_Exercise_:
Copy the lines below verbatim, but only from the line containing "Convert this document image to plain text." through the end of the data.

_Dataset content_:

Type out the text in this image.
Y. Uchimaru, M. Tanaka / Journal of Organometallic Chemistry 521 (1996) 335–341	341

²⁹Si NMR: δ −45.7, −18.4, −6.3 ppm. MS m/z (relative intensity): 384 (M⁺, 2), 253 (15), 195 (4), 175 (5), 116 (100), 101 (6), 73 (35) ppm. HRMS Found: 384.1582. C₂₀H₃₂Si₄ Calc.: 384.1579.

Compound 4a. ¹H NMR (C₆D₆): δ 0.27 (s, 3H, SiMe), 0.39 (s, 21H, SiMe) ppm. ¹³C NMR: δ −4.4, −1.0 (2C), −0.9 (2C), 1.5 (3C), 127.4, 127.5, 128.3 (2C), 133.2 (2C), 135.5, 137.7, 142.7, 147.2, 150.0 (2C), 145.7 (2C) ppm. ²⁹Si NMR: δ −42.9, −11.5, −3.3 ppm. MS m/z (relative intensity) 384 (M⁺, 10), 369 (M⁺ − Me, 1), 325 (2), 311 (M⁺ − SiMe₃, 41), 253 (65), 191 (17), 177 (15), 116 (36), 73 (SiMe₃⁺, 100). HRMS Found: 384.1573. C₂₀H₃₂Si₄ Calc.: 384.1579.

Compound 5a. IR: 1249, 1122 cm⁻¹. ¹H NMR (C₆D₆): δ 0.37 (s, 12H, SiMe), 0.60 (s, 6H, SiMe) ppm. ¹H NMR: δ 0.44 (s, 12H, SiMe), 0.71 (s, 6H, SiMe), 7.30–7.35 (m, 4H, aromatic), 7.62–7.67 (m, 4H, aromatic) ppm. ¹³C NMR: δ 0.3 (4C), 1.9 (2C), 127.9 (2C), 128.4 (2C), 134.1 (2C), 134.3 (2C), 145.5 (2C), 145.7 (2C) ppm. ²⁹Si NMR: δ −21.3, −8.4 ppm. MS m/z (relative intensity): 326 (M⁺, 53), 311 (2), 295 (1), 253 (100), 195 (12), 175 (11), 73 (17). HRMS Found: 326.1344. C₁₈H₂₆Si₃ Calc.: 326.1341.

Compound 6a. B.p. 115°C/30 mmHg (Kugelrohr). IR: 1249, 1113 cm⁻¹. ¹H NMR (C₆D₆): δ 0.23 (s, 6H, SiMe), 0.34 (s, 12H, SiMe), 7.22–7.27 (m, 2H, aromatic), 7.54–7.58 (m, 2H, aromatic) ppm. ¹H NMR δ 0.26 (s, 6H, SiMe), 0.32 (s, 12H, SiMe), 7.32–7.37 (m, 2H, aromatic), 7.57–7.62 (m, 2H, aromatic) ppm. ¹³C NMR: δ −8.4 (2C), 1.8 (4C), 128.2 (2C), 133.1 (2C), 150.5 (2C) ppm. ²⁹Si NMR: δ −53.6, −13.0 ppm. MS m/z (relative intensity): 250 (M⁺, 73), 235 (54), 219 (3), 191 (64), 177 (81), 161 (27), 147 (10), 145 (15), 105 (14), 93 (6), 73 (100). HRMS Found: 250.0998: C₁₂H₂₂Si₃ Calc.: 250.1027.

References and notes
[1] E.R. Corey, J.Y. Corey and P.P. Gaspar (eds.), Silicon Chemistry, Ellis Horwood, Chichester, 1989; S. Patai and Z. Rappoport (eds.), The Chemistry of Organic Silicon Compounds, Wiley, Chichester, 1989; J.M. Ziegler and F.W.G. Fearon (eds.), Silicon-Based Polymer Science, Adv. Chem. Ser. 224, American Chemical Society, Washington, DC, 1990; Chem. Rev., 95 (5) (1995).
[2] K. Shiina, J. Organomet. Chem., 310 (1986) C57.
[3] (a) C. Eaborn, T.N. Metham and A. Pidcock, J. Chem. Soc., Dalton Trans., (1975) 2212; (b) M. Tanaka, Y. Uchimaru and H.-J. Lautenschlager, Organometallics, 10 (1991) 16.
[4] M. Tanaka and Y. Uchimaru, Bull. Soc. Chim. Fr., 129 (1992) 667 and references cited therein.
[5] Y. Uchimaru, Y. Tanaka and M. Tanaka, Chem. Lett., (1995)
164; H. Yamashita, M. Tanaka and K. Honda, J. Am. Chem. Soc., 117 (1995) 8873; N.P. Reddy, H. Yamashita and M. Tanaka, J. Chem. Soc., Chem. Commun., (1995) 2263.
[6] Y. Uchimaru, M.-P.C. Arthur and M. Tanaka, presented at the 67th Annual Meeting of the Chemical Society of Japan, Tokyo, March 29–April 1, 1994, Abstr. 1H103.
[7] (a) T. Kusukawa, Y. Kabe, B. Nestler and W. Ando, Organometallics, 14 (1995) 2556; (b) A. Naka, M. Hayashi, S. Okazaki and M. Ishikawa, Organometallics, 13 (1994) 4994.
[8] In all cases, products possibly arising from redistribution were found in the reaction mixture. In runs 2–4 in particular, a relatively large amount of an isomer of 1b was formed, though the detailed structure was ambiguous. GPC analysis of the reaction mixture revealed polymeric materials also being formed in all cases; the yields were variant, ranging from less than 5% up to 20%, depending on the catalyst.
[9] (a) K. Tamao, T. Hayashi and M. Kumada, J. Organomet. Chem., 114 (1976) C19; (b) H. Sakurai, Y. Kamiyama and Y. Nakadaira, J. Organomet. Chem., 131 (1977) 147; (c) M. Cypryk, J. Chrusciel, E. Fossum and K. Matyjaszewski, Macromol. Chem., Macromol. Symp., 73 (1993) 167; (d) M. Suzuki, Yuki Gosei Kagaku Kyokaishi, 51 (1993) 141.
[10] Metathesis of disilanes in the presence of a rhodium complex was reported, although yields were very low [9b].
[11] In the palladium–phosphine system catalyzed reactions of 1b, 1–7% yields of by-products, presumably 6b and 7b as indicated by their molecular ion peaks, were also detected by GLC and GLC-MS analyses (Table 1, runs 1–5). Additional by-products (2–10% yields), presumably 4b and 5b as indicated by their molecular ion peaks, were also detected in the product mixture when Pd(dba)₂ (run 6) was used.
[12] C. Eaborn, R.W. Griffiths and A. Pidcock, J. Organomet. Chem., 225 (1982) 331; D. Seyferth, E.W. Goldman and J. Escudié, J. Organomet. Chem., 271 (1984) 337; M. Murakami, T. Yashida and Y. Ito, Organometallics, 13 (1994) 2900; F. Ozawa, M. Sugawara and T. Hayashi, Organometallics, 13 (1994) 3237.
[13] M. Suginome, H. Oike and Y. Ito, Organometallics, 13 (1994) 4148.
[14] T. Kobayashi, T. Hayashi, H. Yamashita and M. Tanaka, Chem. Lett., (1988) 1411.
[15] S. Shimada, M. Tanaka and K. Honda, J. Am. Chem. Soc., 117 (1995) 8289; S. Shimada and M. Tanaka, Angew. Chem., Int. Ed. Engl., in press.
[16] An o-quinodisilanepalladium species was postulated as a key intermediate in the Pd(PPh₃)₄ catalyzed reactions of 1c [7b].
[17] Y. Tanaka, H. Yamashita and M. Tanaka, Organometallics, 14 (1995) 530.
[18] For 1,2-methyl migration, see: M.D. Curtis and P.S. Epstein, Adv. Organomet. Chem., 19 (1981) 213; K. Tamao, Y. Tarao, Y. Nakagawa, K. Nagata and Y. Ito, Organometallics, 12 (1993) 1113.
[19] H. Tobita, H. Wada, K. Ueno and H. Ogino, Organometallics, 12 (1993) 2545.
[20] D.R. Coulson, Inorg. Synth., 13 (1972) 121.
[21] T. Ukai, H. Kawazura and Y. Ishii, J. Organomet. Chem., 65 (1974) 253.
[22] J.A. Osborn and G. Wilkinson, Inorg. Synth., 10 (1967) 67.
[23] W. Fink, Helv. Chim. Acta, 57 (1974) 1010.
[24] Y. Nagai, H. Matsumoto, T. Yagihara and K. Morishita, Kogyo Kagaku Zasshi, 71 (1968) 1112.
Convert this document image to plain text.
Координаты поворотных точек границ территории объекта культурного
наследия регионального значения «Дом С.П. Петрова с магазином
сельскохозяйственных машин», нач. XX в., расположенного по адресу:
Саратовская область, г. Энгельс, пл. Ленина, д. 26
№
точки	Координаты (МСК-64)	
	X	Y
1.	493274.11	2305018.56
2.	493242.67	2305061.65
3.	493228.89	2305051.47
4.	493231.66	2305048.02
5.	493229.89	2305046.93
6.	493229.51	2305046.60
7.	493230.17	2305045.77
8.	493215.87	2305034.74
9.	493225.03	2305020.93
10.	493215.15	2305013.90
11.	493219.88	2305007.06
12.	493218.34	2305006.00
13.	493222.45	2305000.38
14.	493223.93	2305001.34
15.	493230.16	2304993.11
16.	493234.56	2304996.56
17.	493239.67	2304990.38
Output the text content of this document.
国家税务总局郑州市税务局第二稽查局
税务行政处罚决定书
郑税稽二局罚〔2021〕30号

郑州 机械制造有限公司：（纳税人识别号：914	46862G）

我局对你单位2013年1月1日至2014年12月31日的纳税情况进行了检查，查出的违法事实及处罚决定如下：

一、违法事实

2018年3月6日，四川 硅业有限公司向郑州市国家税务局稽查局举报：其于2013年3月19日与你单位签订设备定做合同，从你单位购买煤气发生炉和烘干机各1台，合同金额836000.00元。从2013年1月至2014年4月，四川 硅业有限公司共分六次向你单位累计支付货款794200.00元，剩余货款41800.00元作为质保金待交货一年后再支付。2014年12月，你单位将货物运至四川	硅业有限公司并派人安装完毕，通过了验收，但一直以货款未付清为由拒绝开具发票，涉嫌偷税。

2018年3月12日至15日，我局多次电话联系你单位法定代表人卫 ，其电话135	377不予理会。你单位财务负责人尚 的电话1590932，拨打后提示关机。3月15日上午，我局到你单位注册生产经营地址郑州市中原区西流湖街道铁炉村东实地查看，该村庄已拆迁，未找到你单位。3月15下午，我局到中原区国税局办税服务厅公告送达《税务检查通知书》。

_Exercise output_:
Convert this document image to plain text.
Координаты поворотных точек границ территории объекта культурного
наследия регионального значения «Дом С.П. Петрова с магазином
сельскохозяйственных машин», нач. XX в., расположенного по адресу:
Саратовская область, г. Энгельс, пл. Ленина, д. 26
№
точки	Координаты (МСК-64)	
	X	Y
1.	493274.11	2305018.56
2.	493242.67	2305061.65
3.	493228.89	2305051.47
4.	493231.66	2305048.02
5.	493229.89	2305046.93
6.	493229.51	2305046.60
7.	493230.17	2305045.77
8.	493215.87	2305034.74
9.	493225.03	2305020.93
10.	493215.15	2305013.90
11.	493219.88	2305007.06
12.	493218.34	2305006.00
13.	493222.45	2305000.38
14.	493223.93	2305001.34
15.	493230.16	2304993.11
16.	493234.56	2304996.56
17.	493239.67	2304990.38
Output the text content of this document.
国家税务总局郑州市税务局第二稽查局
税务行政处罚决定书
郑税稽二局罚〔2021〕30号

郑州 机械制造有限公司：（纳税人识别号：914	46862G）

我局对你单位2013年1月1日至2014年12月31日的纳税情况进行了检查，查出的违法事实及处罚决定如下：

一、违法事实

2018年3月6日，四川 硅业有限公司向郑州市国家税务局稽查局举报：其于2013年3月19日与你单位签订设备定做合同，从你单位购买煤气发生炉和烘干机各1台，合同金额836000.00元。从2013年1月至2014年4月，四川 硅业有限公司共分六次向你单位累计支付货款794200.00元，剩余货款41800.00元作为质保金待交货一年后再支付。2014年12月，你单位将货物运至四川	硅业有限公司并派人安装完毕，通过了验收，但一直以货款未付清为由拒绝开具发票，涉嫌偷税。

2018年3月12日至15日，我局多次电话联系你单位法定代表人卫 ，其电话135	377不予理会。你单位财务负责人尚 的电话1590932，拨打后提示关机。3月15日上午，我局到你单位注册生产经营地址郑州市中原区西流湖街道铁炉村东实地查看，该村庄已拆迁，未找到你单位。3月15下午，我局到中原区国税局办税服务厅公告送达《税务检查通知书》。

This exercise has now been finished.